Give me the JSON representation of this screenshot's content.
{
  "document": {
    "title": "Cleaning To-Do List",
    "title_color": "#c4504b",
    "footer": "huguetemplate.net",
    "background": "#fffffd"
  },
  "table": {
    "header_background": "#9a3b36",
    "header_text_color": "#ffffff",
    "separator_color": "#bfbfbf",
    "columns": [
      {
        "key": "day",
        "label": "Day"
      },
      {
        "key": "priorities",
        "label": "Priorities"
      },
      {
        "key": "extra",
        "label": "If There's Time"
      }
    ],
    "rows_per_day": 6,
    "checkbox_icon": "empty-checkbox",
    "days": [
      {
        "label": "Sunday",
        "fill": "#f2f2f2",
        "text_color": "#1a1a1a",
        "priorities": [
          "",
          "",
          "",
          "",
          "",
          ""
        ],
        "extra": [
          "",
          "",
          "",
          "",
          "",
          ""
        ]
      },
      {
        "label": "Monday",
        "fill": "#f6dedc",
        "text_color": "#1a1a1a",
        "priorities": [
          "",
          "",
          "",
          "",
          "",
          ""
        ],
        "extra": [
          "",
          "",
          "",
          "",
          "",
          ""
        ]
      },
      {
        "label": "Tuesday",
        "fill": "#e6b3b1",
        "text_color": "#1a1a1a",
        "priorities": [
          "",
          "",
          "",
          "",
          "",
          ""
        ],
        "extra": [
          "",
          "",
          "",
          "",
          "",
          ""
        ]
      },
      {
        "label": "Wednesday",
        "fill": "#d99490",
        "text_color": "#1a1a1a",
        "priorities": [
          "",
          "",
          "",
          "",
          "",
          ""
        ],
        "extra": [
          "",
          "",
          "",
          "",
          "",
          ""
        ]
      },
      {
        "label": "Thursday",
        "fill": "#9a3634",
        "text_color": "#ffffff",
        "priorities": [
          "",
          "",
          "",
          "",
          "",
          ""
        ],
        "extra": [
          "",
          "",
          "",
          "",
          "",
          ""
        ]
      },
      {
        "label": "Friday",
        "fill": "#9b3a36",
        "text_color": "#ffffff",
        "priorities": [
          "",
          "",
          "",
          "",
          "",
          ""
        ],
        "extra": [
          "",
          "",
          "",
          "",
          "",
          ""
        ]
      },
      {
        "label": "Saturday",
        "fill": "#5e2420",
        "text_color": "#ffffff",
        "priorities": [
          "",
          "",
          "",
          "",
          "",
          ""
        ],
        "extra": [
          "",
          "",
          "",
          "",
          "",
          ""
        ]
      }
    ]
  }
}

# Given exercise
Output each entry precisely as given.

# Completed exercise
Give me the JSON representation of this screenshot's content.
{
  "document": {
    "title": "Cleaning To-Do List",
    "title_color": "#c4504b",
    "footer": "huguetemplate.net",
    "background": "#fffffd"
  },
  "table": {
    "header_background": "#9a3b36",
    "header_text_color": "#ffffff",
    "separator_color": "#bfbfbf",
    "columns": [
      {
        "key": "day",
        "label": "Day"
      },
      {
        "key": "priorities",
        "label": "Priorities"
      },
      {
        "key": "extra",
        "label": "If There's Time"
      }
    ],
    "rows_per_day": 6,
    "checkbox_icon": "empty-checkbox",
    "days": [
      {
        "label": "Sunday",
        "fill": "#f2f2f2",
        "text_color": "#1a1a1a",
        "priorities": [
          "",
          "",
          "",
          "",
          "",
          ""
        ],
        "extra": [
          "",
          "",
          "",
          "",
          "",
          ""
        ]
      },
      {
        "label": "Monday",
        "fill": "#f6dedc",
        "text_color": "#1a1a1a",
        "priorities": [
          "",
          "",
          "",
          "",
          "",
          ""
        ],
        "extra": [
          "",
          "",
          "",
          "",
          "",
          ""
        ]
      },
      {
        "label": "Tuesday",
        "fill": "#e6b3b1",
        "text_color": "#1a1a1a",
        "priorities": [
          "",
          "",
          "",
          "",
          "",
          ""
        ],
        "extra": [
          "",
          "",
          "",
          "",
          "",
          ""
        ]
      },
      {
        "label": "Wednesday",
        "fill": "#d99490",
        "text_color": "#1a1a1a",
        "priorities": [
          "",
          "",
          "",
          "",
          "",
          ""
        ],
        "extra": [
          "",
          "",
          "",
          "",
          "",
          ""
        ]
      },
      {
        "label": "Thursday",
        "fill": "#9a3634",
        "text_color": "#ffffff",
        "priorities": [
          "",
          "",
          "",
          "",
          "",
          ""
        ],
        "extra": [
          "",
          "",
          "",
          "",
          "",
          ""
        ]
      },
      {
        "label": "Friday",
        "fill": "#9b3a36",
        "text_color": "#ffffff",
        "priorities": [
          "",
          "",
          "",
          "",
          "",
          ""
        ],
        "extra": [
          "",
          "",
          "",
          "",
          "",
          ""
        ]
      },
      {
        "label": "Saturday",
        "fill": "#5e2420",
        "text_color": "#ffffff",
        "priorities": [
          "",
          "",
          "",
          "",
          "",
          ""
        ],
        "extra": [
          "",
          "",
          "",
          "",
          "",
          ""
        ]
      }
    ]
  }
}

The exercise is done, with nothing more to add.